PROVIDED RECORDS =>

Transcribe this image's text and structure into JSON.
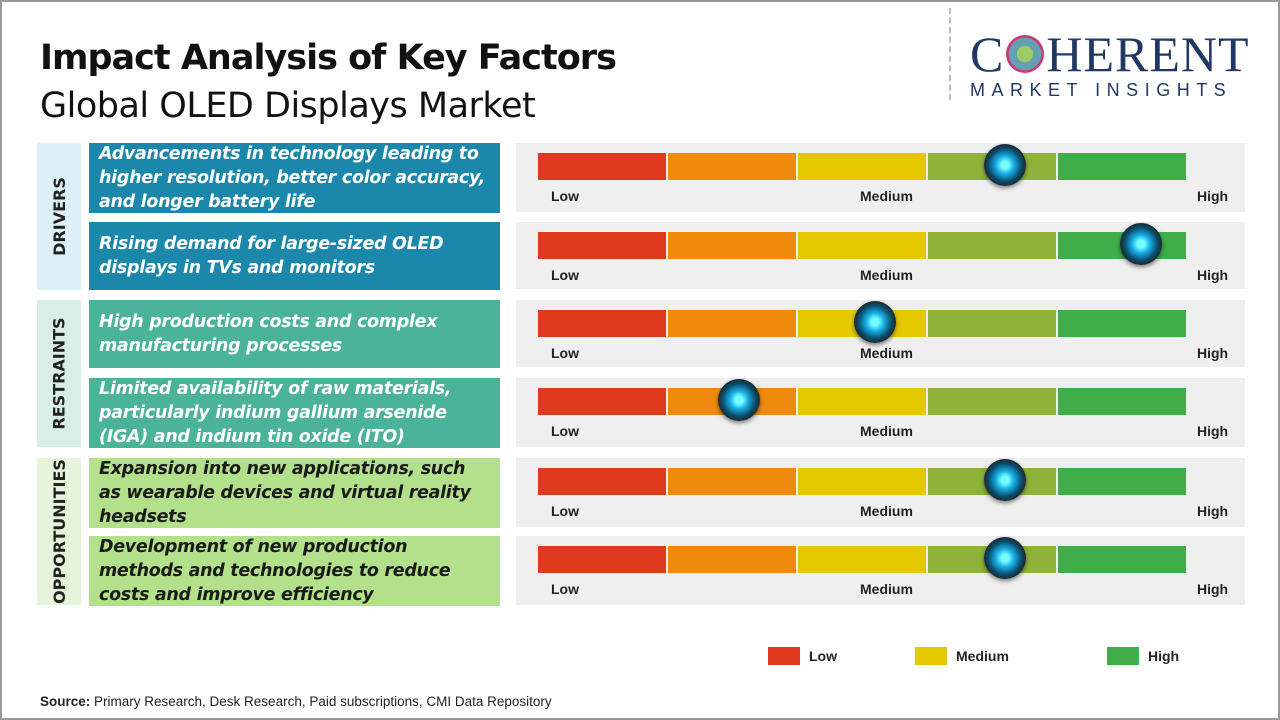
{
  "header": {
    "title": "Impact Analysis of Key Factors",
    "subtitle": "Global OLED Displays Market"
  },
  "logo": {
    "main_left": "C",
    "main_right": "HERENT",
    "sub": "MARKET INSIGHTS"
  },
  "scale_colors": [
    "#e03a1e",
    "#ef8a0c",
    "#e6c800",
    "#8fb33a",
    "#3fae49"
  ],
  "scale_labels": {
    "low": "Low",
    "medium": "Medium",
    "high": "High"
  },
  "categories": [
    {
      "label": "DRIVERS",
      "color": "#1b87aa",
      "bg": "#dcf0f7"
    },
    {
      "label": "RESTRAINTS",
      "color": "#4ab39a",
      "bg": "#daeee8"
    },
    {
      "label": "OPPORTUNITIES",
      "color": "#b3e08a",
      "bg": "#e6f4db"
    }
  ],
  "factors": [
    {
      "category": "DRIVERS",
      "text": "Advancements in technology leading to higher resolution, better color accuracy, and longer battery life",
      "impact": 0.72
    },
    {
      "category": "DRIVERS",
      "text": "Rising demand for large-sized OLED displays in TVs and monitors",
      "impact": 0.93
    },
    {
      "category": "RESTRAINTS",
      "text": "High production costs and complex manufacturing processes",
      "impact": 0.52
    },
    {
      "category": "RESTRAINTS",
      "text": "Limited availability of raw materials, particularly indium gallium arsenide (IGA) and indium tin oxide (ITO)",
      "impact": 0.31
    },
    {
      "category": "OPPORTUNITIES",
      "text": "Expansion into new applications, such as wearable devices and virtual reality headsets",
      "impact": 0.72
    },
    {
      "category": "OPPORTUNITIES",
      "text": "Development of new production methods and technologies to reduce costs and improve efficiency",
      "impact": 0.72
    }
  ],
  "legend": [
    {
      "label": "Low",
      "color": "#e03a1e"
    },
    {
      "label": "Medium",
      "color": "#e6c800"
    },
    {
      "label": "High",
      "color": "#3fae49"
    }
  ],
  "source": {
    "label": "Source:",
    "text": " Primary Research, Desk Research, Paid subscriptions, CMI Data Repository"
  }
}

* * *

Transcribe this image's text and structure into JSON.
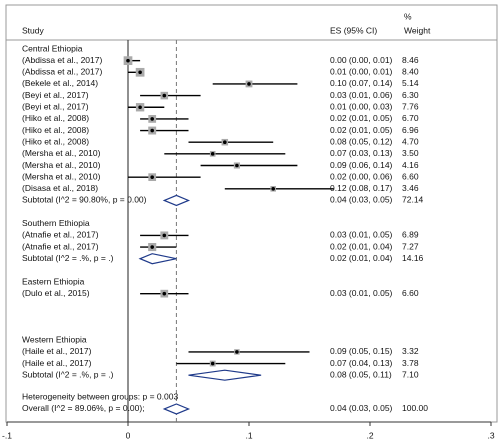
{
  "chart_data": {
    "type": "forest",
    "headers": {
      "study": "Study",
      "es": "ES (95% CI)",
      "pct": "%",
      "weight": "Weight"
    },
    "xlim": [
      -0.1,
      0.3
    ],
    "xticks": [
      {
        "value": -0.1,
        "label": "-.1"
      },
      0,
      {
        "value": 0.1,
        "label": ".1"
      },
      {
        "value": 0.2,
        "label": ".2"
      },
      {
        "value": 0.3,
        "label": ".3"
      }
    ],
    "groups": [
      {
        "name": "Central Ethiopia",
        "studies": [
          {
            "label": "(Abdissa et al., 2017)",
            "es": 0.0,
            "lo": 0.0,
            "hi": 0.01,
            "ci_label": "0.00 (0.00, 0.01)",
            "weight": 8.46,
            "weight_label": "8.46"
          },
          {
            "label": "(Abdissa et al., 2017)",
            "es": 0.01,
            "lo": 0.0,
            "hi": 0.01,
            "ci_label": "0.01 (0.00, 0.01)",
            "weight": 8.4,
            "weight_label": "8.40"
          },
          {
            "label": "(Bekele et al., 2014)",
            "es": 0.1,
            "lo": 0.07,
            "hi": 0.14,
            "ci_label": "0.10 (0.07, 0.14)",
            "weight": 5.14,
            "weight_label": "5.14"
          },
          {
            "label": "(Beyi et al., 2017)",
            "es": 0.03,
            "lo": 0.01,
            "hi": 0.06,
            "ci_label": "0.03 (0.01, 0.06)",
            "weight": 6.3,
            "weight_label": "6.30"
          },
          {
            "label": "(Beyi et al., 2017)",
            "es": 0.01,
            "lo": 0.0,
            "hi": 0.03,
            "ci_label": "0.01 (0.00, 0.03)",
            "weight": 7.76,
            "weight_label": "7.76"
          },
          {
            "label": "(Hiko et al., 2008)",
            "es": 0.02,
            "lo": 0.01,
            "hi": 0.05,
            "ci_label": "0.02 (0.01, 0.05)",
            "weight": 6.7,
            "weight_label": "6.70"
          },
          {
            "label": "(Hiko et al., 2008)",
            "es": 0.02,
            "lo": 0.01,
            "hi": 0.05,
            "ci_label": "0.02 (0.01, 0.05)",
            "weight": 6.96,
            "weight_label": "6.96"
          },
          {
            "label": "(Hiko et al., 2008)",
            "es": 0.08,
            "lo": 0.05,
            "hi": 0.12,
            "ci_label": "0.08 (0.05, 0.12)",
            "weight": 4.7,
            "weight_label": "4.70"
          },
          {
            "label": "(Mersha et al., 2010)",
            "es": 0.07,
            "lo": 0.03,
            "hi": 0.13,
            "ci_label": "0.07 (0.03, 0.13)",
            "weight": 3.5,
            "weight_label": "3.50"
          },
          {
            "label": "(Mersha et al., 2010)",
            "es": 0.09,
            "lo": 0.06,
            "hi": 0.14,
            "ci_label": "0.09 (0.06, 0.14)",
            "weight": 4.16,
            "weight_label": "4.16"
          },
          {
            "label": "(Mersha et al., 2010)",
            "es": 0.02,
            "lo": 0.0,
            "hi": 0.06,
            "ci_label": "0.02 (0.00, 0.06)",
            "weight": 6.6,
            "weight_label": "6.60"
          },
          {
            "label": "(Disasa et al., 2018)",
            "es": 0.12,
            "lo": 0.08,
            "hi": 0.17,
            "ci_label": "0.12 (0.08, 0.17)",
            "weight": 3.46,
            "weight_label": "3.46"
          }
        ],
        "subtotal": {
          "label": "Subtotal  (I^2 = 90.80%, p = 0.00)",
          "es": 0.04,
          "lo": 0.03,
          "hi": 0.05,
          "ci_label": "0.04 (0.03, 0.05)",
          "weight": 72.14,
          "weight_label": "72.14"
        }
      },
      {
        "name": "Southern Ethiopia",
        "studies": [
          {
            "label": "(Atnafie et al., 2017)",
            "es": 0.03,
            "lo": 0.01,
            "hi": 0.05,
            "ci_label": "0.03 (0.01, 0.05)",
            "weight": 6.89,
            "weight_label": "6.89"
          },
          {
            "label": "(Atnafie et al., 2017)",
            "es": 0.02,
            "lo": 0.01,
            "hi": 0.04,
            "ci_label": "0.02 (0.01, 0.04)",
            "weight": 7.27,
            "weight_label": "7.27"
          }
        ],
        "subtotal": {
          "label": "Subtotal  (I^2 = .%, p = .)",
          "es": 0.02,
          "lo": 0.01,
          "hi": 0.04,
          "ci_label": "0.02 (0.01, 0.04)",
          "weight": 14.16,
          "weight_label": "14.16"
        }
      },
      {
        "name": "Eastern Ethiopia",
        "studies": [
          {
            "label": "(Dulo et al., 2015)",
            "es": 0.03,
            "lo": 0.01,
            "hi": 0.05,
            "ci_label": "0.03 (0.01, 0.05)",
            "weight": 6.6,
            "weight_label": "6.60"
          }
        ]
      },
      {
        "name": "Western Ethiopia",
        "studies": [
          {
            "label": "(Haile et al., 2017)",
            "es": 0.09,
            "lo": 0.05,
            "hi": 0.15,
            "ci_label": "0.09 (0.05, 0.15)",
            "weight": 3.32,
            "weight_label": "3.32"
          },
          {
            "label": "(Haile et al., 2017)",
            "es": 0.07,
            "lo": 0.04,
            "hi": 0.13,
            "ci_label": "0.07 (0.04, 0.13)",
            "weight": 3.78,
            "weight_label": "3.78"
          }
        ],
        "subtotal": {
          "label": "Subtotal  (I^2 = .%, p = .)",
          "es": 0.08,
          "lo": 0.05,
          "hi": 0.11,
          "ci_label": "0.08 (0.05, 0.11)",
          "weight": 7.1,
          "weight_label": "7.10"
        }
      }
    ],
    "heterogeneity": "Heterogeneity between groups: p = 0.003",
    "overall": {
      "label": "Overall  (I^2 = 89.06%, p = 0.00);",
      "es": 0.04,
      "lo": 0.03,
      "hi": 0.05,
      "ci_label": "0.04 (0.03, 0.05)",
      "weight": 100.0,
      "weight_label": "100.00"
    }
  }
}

EXERCISE DESCRIPTION => List all lines from the entries that include the word "Ethiopia".

CORRECT OUTPUT =>
        "name": "Central Ethiopia",
        "name": "Southern Ethiopia",
        "name": "Eastern Ethiopia",
        "name": "Western Ethiopia",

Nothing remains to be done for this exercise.